▸ **TEXTO DE LA PÁGINA**
Hoy en día, ninguno de los médicos o enfermeros que practicaron las operaciones sigue trabajando en el hospital de Huancabamba. «Desaparecieron cuando empezamos a hacer la investigación. El Gobierno los llevó a Lima y algunos fueron destituidos», comenta Josefa. En 1996, salieron a la luz los primeros testimonios de las mujeres que fueron operadas. Organizaciones como el Comité de América Latina y El Caribe para la Defensa de los Derechos de la Mujer (CLADEM), bajo la responsabilidad de Giulia Tamayo, juntaron informaciones y presentaron denuncias.

Luchar contra ese crimen

«Un día fui al hospital y vi cómo había unas 20 mujeres tumbadas en el piso en un charco de sangre, todas recién operadas. En ese momento empezó la lucha para parar este crimen», cuenta Josefa.

Vestida con su tradicional sombrero de paja, Bacilia Herrera se acuerda como si fuera ayer de su operación. «Fui al hospital porque tenía un dolor en la espalda y de repente me pusieron en una camilla y me dieron inyecciones. Al día siguiente estaba operada», cuenta Bacilia, madre de cinco hijos, un número bajo en la sierra, donde las mujeres llegan a tener entre siete y diez hijos.


Junto a su padre y su marido intentó denunciar el caso, pero ni la alcaldía ni los responsables tomaron en cuenta su testimonio. «Me hicieron firmar un papel que era la autorización de esterilización, pero no lo pude leer. Hoy, me arrepiento de haber firmado», concluye.

[Ítems de un conjunto de datos]
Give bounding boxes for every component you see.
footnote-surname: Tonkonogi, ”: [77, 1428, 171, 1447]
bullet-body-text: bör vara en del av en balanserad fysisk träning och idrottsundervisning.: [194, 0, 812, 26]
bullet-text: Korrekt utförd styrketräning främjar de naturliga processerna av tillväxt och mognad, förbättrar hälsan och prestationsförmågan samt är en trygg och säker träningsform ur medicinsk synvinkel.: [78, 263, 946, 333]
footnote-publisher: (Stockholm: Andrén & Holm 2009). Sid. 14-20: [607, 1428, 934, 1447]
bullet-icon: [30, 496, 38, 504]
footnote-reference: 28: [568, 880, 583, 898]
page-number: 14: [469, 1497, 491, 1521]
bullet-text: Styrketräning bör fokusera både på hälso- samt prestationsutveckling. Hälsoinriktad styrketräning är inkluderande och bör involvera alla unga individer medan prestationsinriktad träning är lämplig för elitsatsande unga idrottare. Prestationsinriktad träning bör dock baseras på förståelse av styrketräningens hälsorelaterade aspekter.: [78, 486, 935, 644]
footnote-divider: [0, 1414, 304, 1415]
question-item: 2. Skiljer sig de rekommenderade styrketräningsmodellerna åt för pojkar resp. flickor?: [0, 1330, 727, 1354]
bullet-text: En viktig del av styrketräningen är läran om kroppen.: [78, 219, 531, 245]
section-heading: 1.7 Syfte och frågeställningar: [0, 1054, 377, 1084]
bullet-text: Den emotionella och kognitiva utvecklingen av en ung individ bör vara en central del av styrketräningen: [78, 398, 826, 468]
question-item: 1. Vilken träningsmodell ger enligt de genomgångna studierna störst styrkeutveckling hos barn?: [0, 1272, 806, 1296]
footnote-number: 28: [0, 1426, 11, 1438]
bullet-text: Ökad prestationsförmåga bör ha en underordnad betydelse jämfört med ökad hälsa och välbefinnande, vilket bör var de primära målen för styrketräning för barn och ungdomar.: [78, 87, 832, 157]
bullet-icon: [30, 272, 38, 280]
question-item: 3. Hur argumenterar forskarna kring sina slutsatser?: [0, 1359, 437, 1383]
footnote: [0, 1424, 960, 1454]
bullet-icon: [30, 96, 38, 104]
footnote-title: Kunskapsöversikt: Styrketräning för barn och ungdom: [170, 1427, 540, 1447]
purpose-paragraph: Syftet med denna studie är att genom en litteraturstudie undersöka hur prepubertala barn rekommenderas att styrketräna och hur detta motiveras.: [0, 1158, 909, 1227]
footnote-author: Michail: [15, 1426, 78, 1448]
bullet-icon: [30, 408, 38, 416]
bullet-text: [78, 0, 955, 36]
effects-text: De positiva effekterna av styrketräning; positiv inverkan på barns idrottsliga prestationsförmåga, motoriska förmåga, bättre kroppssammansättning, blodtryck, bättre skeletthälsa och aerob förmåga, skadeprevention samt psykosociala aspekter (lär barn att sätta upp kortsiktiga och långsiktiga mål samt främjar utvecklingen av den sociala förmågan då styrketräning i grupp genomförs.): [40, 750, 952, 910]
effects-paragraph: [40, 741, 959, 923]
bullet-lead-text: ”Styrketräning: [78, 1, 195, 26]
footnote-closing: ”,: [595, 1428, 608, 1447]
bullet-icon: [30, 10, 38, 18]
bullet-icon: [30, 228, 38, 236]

▸ **TAREAS**
[A] Resume en forma de lista el párrafo del texto sobre Huancabamba que empieza con «Vestida con su tradicional sombrero de paja», conservando sus datos principales.
[B] Reproduce al pie de la letra el fragmento del texto sobre Huancabamba que va de "Vestida con su" a "y diez hijos.", ambos incluidos.
[C] Indica si cada afirmación concuerda con el texto sobre Huancabamba. Responde sí o no y cita las palabras del texto que lo deciden. (i) Bacilia Herrera fue al hospital por un dolor de espalda. (ii) Los primeros testimonios de las mujeres operadas salieron a la luz en 1998. (iii) Bacilia pudo leer el papel que firmó.
Responde basándote solo en el texto.

▸ **RESPUESTAS**
[A]
- Bacilia Herrera recuerda su operación como si fuera ayer.
- Fue al hospital por un dolor en la espalda.
- La pusieron en una camilla y le dieron inyecciones.
- Al día siguiente ya estaba operada.
- Es madre de cinco hijos, un número bajo en la sierra, donde las mujeres llegan a tener entre siete y diez.

[B]
Vestida con su tradicional sombrero de paja, Bacilia Herrera se acuerda como si fuera ayer de su operación. «Fui al hospital porque tenía un dolor en la espalda y de repente me pusieron en una camilla y me dieron inyecciones. Al día siguiente estaba operada», cuenta Bacilia, madre de cinco hijos, un número bajo en la sierra, donde las mujeres llegan a tener entre siete y diez hijos.

[C]
(i) Sí: «Fui al hospital porque tenía un dolor en la espalda».
(ii) No: «En 1996, salieron a la luz los primeros testimonios de las mujeres que fueron operadas».
(iii) No: «Me hicieron firmar un papel que era la autorización de esterilización, pero no lo pude leer».